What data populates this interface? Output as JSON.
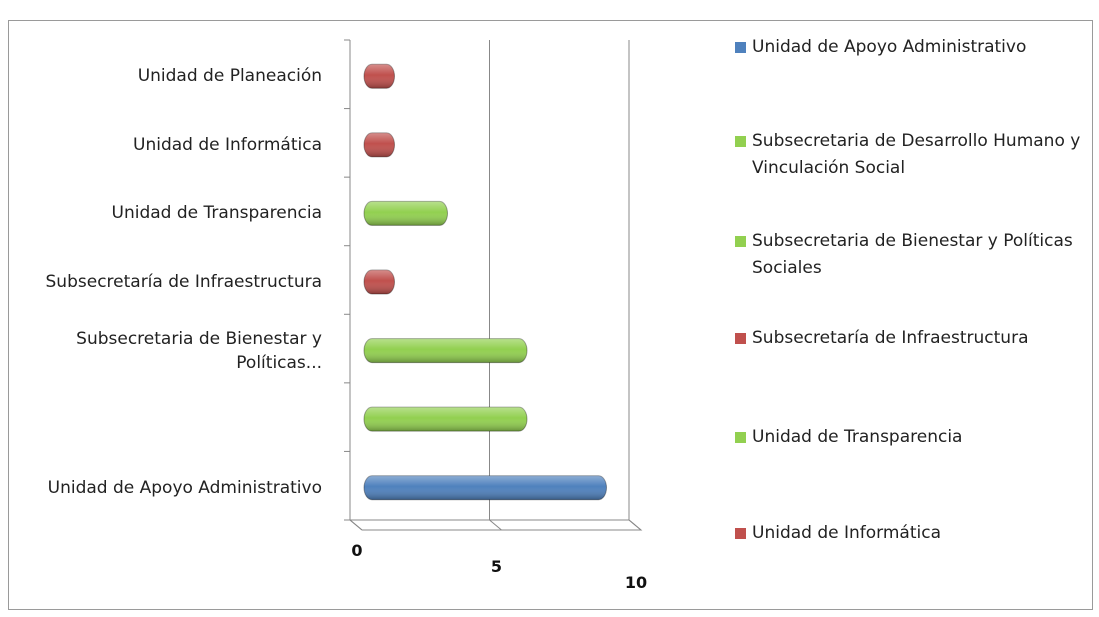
{
  "chart_data": {
    "type": "bar3d",
    "categories": [
      "Unidad de Apoyo Administrativo",
      null,
      "Subsecretaria de Bienestar y Políticas...",
      "Subsecretaría de Infraestructura",
      "Unidad de Transparencia",
      "Unidad de Informática",
      "Unidad de Planeación"
    ],
    "values": [
      9,
      6,
      6,
      1,
      3,
      1,
      1
    ],
    "colors": [
      "#4f81bd",
      "#92d050",
      "#92d050",
      "#c0504d",
      "#92d050",
      "#c0504d",
      "#c0504d"
    ],
    "xlim": [
      0,
      10
    ],
    "xticks": [
      0,
      5,
      10
    ],
    "grid": true,
    "legend": [
      {
        "name": "Unidad de Apoyo Administrativo",
        "color": "#4f81bd"
      },
      {
        "name": "Subsecretaria de Desarrollo Humano y Vinculación Social",
        "color": "#92d050"
      },
      {
        "name": "Subsecretaria de Bienestar y Políticas Sociales",
        "color": "#92d050"
      },
      {
        "name": "Subsecretaría de Infraestructura",
        "color": "#c0504d"
      },
      {
        "name": "Unidad de Transparencia",
        "color": "#92d050"
      },
      {
        "name": "Unidad de Informática",
        "color": "#c0504d"
      }
    ]
  }
}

- Task objective
Repeat the data in full and exactly. Omit pictures.

- Task answer
What data populates this interface? Output as JSON.
{
  "chart_data": {
    "type": "bar3d",
    "categories": [
      "Unidad de Apoyo Administrativo",
      null,
      "Subsecretaria de Bienestar y Políticas...",
      "Subsecretaría de Infraestructura",
      "Unidad de Transparencia",
      "Unidad de Informática",
      "Unidad de Planeación"
    ],
    "values": [
      9,
      6,
      6,
      1,
      3,
      1,
      1
    ],
    "colors": [
      "#4f81bd",
      "#92d050",
      "#92d050",
      "#c0504d",
      "#92d050",
      "#c0504d",
      "#c0504d"
    ],
    "xlim": [
      0,
      10
    ],
    "xticks": [
      0,
      5,
      10
    ],
    "grid": true,
    "legend": [
      {
        "name": "Unidad de Apoyo Administrativo",
        "color": "#4f81bd"
      },
      {
        "name": "Subsecretaria de Desarrollo Humano y Vinculación Social",
        "color": "#92d050"
      },
      {
        "name": "Subsecretaria de Bienestar y Políticas Sociales",
        "color": "#92d050"
      },
      {
        "name": "Subsecretaría de Infraestructura",
        "color": "#c0504d"
      },
      {
        "name": "Unidad de Transparencia",
        "color": "#92d050"
      },
      {
        "name": "Unidad de Informática",
        "color": "#c0504d"
      }
    ]
  }
}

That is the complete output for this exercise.